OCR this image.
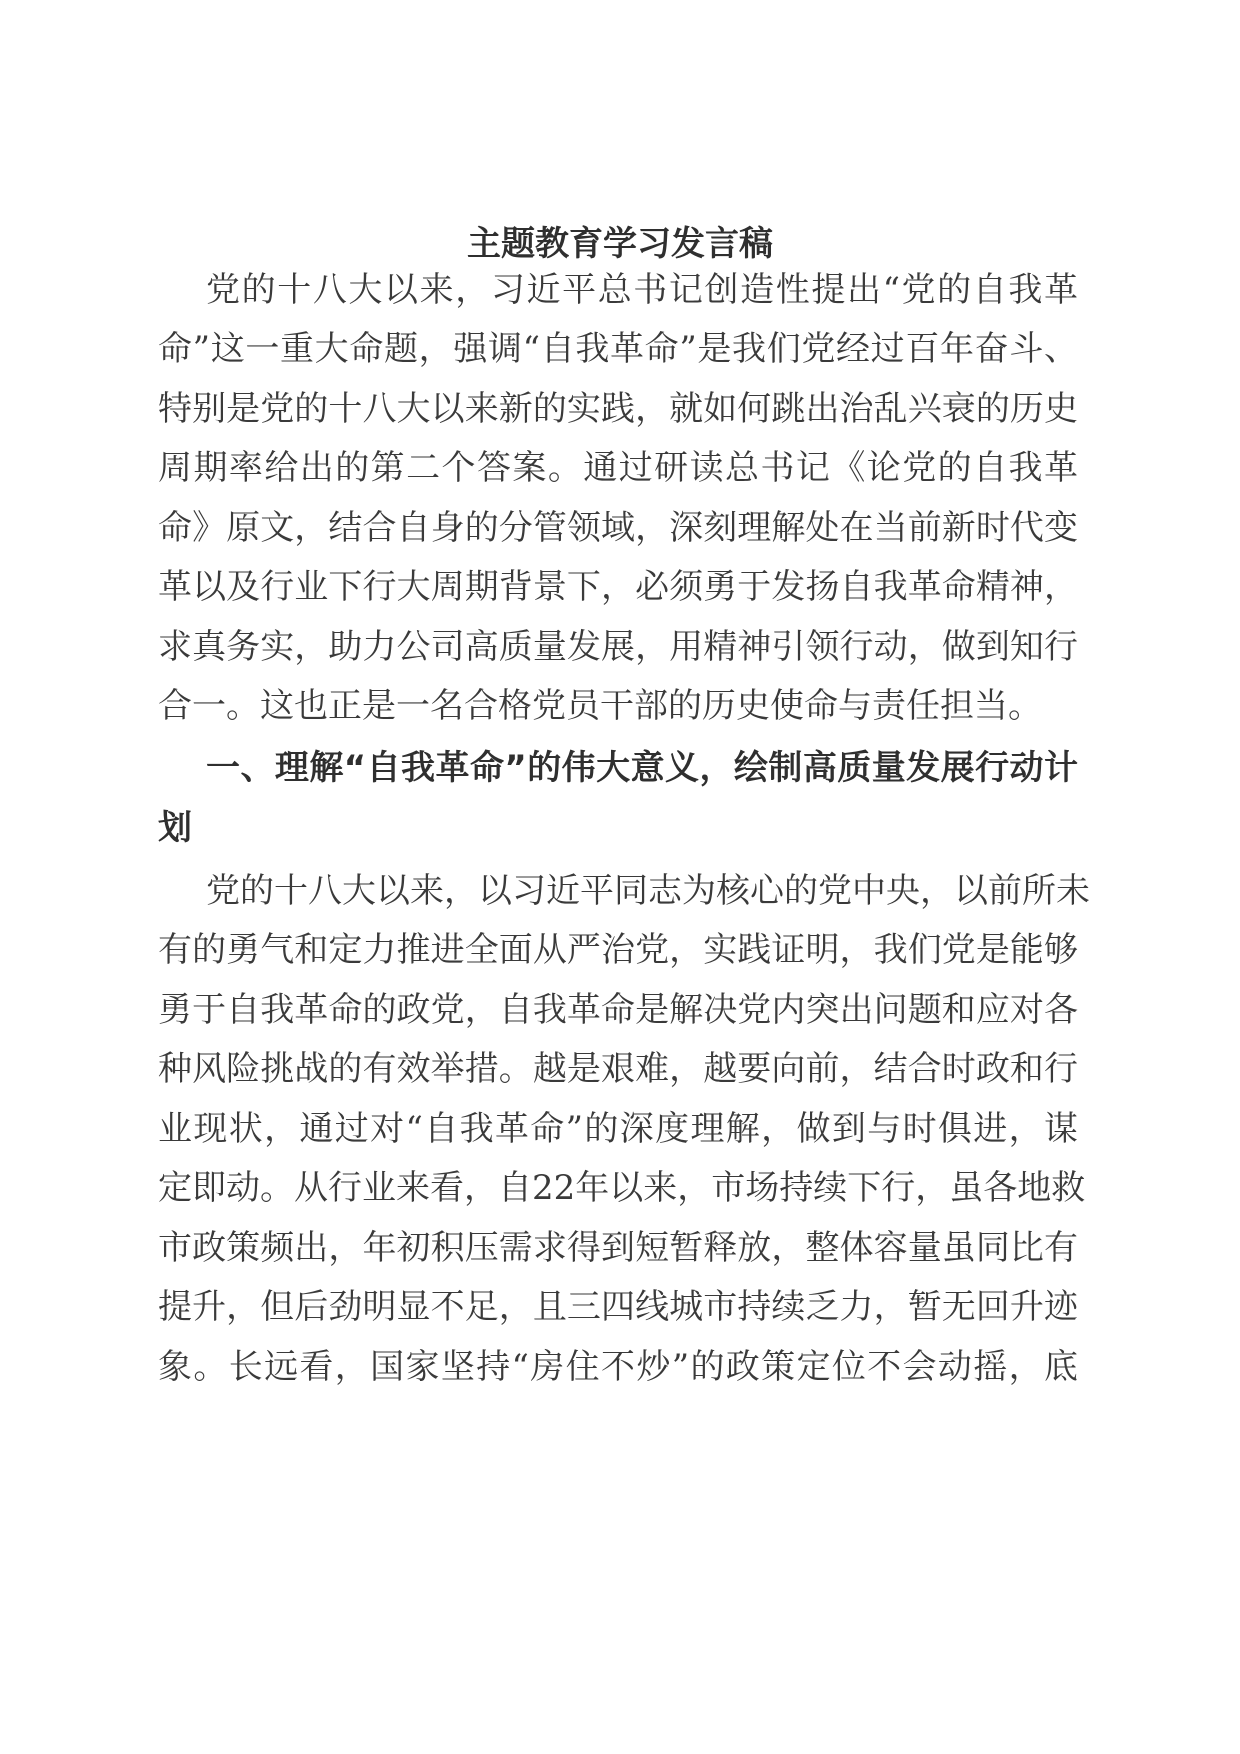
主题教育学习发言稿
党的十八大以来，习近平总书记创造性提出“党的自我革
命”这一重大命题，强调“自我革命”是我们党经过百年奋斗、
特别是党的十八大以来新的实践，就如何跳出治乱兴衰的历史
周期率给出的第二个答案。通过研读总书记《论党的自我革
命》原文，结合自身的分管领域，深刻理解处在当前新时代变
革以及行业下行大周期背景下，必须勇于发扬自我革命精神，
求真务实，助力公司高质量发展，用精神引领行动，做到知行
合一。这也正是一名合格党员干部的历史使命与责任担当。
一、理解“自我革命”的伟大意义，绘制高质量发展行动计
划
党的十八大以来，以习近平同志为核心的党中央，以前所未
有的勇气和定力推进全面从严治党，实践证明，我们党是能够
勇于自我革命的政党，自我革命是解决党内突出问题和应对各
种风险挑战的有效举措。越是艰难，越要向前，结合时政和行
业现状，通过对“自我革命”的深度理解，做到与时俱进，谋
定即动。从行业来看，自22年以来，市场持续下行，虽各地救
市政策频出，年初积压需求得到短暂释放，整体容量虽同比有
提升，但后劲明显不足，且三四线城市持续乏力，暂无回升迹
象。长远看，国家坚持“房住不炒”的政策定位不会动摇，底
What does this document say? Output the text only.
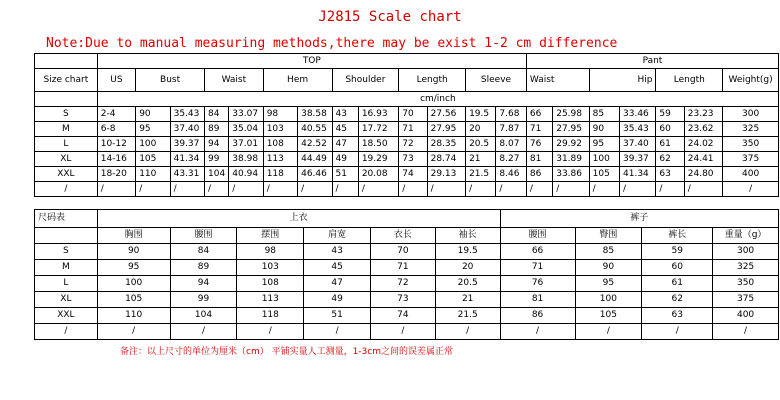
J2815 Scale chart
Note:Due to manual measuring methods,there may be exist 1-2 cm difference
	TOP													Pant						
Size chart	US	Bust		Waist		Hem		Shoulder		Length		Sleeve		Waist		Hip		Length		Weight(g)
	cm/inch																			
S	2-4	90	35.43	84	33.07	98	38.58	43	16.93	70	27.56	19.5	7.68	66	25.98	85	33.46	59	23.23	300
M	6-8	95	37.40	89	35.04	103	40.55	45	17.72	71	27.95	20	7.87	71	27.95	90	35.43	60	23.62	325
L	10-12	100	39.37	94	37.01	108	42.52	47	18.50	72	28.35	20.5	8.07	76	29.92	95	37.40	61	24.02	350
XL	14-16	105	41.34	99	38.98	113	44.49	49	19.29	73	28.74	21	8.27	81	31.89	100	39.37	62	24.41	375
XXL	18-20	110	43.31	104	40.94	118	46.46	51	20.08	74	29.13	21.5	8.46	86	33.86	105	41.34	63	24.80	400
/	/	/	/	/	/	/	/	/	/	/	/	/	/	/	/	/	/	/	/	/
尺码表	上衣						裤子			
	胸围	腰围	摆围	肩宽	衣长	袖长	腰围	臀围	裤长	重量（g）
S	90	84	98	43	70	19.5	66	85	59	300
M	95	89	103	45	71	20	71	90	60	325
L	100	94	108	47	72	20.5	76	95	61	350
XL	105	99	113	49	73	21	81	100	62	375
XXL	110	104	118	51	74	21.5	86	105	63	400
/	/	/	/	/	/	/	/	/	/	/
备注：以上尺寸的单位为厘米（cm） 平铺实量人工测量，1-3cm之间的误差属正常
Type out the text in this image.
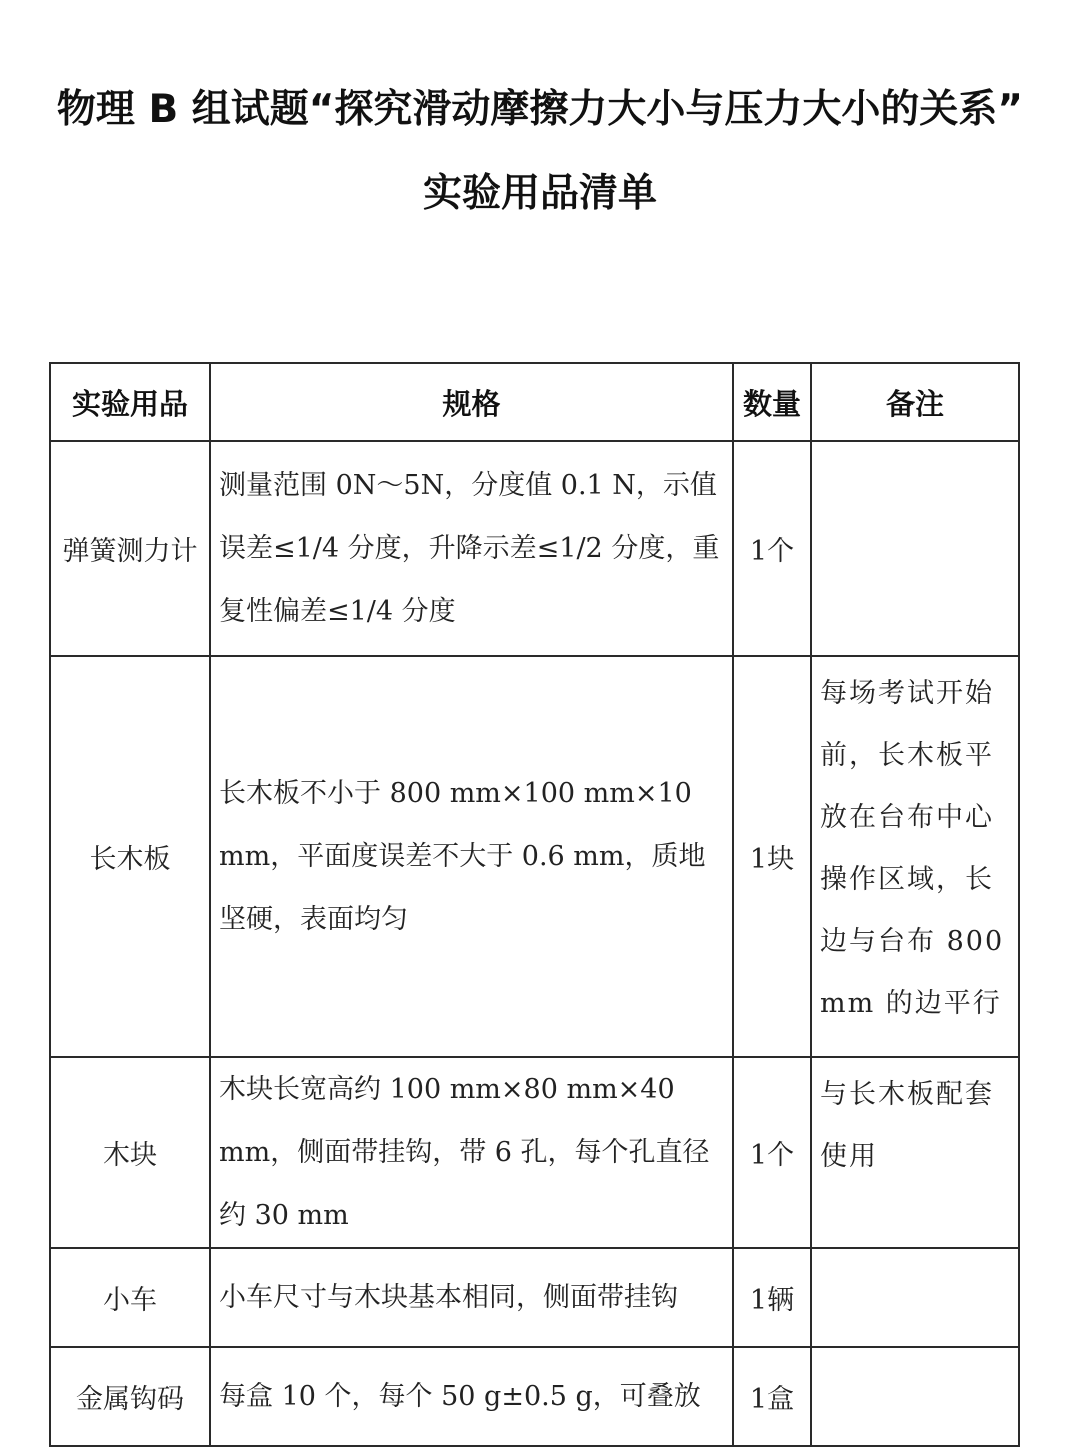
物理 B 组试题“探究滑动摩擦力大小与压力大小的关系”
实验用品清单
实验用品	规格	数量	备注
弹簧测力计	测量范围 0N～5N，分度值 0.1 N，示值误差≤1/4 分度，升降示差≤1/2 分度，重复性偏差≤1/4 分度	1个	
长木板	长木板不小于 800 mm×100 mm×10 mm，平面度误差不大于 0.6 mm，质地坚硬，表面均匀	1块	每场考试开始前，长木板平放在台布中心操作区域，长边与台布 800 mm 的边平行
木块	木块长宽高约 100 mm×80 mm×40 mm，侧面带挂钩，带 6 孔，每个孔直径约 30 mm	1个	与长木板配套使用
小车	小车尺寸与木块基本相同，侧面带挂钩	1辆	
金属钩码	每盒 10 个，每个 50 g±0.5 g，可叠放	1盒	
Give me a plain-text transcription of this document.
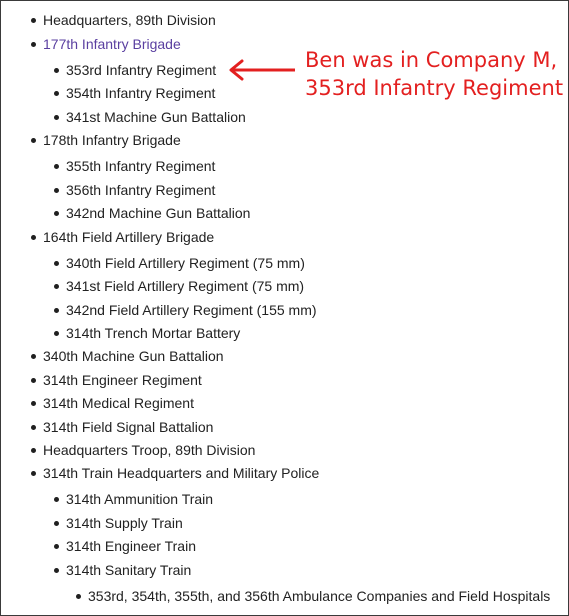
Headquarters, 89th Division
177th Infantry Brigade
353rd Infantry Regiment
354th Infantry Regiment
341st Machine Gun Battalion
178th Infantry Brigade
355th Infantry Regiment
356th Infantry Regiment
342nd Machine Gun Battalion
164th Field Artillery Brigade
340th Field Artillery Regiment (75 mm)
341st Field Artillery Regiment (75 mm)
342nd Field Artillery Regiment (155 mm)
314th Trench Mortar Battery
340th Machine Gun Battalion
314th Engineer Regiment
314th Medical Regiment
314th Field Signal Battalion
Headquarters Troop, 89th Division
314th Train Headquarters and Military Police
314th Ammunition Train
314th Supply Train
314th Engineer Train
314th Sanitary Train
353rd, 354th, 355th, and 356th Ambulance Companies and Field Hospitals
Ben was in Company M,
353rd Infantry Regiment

--- --- ---

## WHAT THE TASK REQUIRES
Scan the material above. Extract every line in which the word "Infantry" occurs.

## SOLUTION
177th Infantry Brigade
353rd Infantry Regiment
354th Infantry Regiment
178th Infantry Brigade
355th Infantry Regiment
356th Infantry Regiment
353rd Infantry Regiment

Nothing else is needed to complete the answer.